TASK TO COMPLETE: Reproduce the rows below word for word, leaving out the pictures.

[Box annotation data]
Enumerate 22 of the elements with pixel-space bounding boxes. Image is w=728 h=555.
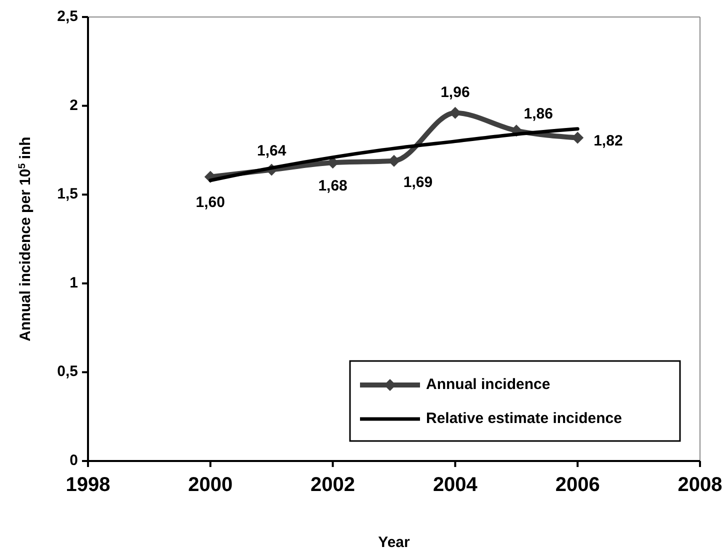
x-tick-label: 2006 xyxy=(555,474,600,496)
x-tick-label: 2002 xyxy=(310,474,356,496)
x-axis-title: Year xyxy=(378,534,410,551)
data-label: 1,86 xyxy=(524,106,553,123)
x-tick-label: 2008 xyxy=(678,474,722,496)
y-tick-label: 1,5 xyxy=(57,186,78,203)
y-tick-label: 2 xyxy=(70,96,78,114)
legend-label: Annual incidence xyxy=(426,376,550,393)
y-tick-label: 2,5 xyxy=(57,8,78,25)
data-label: 1,82 xyxy=(594,132,623,150)
data-label: 1,68 xyxy=(318,178,348,195)
y-tick-label: 0 xyxy=(70,452,78,469)
data-label: 1,96 xyxy=(440,84,470,101)
x-tick-label: 2004 xyxy=(432,474,478,496)
legend-label: Relative estimate incidence xyxy=(426,410,622,427)
y-tick-label: 1 xyxy=(70,274,78,292)
data-label: 1,64 xyxy=(257,142,287,160)
x-tick-label: 2000 xyxy=(188,474,233,496)
y-tick-label: 0,5 xyxy=(57,363,78,380)
data-label: 1,60 xyxy=(196,194,225,211)
data-label: 1,69 xyxy=(403,174,433,191)
x-tick-label: 1998 xyxy=(66,474,110,496)
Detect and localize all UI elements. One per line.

REPLY TO THE TASK:
Enumerate 22 of the elements with pixel-space bounding boxes. Image is w=728 h=555.
x-tick-label: 2006 xyxy=(555,474,600,496)
x-tick-label: 2002 xyxy=(310,474,356,496)
x-axis-title: Year xyxy=(378,534,410,551)
data-label: 1,86 xyxy=(524,106,553,123)
x-tick-label: 2008 xyxy=(678,474,722,496)
y-tick-label: 1,5 xyxy=(57,186,78,203)
y-tick-label: 2 xyxy=(70,96,78,114)
legend-label: Annual incidence xyxy=(426,376,550,393)
y-tick-label: 2,5 xyxy=(57,8,78,25)
data-label: 1,82 xyxy=(594,132,623,150)
data-label: 1,68 xyxy=(318,178,348,195)
y-tick-label: 0 xyxy=(70,452,78,469)
data-label: 1,96 xyxy=(440,84,470,101)
x-tick-label: 2004 xyxy=(432,474,478,496)
legend-label: Relative estimate incidence xyxy=(426,410,622,427)
y-tick-label: 1 xyxy=(70,274,78,292)
data-label: 1,64 xyxy=(257,142,287,160)
x-tick-label: 2000 xyxy=(188,474,233,496)
y-tick-label: 0,5 xyxy=(57,363,78,380)
data-label: 1,60 xyxy=(196,194,225,211)
data-label: 1,69 xyxy=(403,174,433,191)
x-tick-label: 1998 xyxy=(66,474,110,496)
Detect and localize all UI elements. One per line.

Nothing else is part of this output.